» STATED TASK: Repeat the listing in full. Nothing may be added or left out.

>> START ROWS

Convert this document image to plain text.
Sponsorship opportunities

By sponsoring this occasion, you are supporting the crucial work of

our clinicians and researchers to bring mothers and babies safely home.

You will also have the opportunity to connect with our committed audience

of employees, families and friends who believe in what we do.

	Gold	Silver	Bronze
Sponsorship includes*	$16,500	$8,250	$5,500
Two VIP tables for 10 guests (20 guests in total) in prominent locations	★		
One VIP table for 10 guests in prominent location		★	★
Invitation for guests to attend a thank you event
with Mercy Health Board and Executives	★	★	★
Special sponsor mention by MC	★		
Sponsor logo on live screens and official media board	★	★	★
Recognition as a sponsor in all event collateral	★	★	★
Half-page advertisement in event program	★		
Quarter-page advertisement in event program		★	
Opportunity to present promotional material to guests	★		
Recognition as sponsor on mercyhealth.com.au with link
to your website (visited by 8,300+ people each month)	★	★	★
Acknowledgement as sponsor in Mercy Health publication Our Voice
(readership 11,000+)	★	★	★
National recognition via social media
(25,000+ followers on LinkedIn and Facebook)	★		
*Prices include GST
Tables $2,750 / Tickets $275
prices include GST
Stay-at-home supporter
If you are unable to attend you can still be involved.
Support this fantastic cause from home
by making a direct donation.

>> END ROWS

» FINISHED ANSWER:
Convert this document image to plain text.
Sponsorship opportunities

By sponsoring this occasion, you are supporting the crucial work of

our clinicians and researchers to bring mothers and babies safely home.

You will also have the opportunity to connect with our committed audience

of employees, families and friends who believe in what we do.

	Gold	Silver	Bronze
Sponsorship includes*	$16,500	$8,250	$5,500
Two VIP tables for 10 guests (20 guests in total) in prominent locations	★		
One VIP table for 10 guests in prominent location		★	★
Invitation for guests to attend a thank you event
with Mercy Health Board and Executives	★	★	★
Special sponsor mention by MC	★		
Sponsor logo on live screens and official media board	★	★	★
Recognition as a sponsor in all event collateral	★	★	★
Half-page advertisement in event program	★		
Quarter-page advertisement in event program		★	
Opportunity to present promotional material to guests	★		
Recognition as sponsor on mercyhealth.com.au with link
to your website (visited by 8,300+ people each month)	★	★	★
Acknowledgement as sponsor in Mercy Health publication Our Voice
(readership 11,000+)	★	★	★
National recognition via social media
(25,000+ followers on LinkedIn and Facebook)	★		
*Prices include GST
Tables $2,750 / Tickets $275
prices include GST
Stay-at-home supporter
If you are unable to attend you can still be involved.
Support this fantastic cause from home
by making a direct donation.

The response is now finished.